(What this task involves):
Where does the string "folder" appear? Copy every line of the entries below that holds it.

►

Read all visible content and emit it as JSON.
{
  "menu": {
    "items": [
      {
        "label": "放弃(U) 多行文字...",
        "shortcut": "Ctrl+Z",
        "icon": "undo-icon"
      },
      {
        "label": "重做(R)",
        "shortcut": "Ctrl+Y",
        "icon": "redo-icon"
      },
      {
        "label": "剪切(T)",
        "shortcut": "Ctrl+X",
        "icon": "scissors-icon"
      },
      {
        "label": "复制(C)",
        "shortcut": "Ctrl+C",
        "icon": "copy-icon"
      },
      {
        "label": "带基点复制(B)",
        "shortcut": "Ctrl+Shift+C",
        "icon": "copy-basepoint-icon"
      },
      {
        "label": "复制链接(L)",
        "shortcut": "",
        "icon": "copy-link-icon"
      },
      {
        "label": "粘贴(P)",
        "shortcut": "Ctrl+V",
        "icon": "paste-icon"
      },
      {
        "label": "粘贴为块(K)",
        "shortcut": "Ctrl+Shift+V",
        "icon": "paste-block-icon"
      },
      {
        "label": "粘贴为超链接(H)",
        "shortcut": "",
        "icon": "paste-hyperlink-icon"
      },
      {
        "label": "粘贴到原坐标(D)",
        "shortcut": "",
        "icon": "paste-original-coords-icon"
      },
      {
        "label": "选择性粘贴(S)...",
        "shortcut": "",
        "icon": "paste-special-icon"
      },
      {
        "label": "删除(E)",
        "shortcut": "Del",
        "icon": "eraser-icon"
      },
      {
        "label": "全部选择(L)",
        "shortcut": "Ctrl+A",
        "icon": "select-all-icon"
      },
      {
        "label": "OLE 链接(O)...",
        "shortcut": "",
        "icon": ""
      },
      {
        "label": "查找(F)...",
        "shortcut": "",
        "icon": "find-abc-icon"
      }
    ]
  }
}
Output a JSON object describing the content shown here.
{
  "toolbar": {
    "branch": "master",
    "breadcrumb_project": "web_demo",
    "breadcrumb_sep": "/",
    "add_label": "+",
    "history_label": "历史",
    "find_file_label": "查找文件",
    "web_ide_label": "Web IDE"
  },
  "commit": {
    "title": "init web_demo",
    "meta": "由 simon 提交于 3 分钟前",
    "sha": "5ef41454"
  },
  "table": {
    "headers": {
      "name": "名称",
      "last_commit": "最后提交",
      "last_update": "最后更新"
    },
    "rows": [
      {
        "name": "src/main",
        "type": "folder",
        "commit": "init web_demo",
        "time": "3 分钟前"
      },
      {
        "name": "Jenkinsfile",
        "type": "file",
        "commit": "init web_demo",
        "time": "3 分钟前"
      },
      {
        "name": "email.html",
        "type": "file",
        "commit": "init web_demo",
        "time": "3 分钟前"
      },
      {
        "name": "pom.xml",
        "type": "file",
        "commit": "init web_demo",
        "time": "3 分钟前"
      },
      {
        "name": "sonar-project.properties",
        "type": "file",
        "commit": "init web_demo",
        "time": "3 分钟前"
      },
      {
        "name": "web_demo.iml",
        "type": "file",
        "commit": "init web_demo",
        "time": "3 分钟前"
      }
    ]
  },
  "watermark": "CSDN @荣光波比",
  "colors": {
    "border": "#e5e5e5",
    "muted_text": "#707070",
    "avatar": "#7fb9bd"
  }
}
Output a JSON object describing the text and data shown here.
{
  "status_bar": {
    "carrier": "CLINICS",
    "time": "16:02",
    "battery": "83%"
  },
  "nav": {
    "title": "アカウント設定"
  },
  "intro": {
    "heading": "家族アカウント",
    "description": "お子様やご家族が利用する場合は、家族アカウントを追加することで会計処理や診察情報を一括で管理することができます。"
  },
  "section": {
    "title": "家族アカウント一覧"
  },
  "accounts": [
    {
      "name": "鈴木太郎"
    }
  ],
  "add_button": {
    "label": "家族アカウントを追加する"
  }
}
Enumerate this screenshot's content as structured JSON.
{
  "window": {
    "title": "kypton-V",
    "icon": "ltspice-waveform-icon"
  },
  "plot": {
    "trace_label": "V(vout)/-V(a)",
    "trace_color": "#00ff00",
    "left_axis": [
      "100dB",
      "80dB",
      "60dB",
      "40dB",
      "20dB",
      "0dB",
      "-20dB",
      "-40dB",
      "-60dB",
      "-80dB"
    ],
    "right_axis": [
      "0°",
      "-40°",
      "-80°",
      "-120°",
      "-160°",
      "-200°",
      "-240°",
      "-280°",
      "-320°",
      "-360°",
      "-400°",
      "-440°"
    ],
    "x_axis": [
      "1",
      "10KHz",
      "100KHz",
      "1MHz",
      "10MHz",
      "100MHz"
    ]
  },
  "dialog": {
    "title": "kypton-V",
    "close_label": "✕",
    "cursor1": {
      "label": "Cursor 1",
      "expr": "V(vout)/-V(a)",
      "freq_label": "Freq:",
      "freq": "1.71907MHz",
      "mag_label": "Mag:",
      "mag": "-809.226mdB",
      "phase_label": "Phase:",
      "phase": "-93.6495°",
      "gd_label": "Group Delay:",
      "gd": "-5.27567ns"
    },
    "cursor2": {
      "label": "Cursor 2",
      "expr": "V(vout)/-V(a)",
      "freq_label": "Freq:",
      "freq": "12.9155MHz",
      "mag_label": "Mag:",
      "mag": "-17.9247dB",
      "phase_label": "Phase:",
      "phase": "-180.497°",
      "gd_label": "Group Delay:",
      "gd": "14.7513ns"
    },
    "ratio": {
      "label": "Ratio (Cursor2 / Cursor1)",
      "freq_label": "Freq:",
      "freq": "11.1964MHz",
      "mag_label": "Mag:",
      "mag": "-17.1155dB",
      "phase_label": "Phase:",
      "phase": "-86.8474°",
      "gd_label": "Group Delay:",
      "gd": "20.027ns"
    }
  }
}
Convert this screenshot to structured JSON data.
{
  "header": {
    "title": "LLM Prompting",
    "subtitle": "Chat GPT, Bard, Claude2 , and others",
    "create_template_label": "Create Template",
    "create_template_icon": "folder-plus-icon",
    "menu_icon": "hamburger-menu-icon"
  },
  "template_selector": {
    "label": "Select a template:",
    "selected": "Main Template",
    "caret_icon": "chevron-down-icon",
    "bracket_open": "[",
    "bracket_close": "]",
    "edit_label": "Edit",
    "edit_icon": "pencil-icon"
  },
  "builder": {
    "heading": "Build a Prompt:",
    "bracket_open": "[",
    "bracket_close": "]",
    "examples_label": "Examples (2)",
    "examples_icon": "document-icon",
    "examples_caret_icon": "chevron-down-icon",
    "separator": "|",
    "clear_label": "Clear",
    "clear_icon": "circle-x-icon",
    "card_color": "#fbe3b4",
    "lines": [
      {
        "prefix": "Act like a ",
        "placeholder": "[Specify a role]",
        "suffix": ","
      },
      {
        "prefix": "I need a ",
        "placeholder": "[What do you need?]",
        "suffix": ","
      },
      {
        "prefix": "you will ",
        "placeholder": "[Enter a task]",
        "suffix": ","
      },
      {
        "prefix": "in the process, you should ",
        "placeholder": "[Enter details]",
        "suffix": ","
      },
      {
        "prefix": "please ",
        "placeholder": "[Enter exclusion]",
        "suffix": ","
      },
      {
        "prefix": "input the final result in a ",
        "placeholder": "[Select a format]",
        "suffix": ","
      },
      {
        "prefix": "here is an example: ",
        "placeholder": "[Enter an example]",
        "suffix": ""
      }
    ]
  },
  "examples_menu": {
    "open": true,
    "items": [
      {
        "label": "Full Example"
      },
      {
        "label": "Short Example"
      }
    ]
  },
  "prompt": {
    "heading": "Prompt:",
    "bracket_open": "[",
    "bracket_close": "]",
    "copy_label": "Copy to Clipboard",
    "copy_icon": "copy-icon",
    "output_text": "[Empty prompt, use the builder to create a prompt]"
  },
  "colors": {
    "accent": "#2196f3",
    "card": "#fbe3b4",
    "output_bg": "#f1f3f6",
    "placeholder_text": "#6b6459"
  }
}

◄

(Solution to this task):
        "type": "folder",
    "create_template_icon": "folder-plus-icon",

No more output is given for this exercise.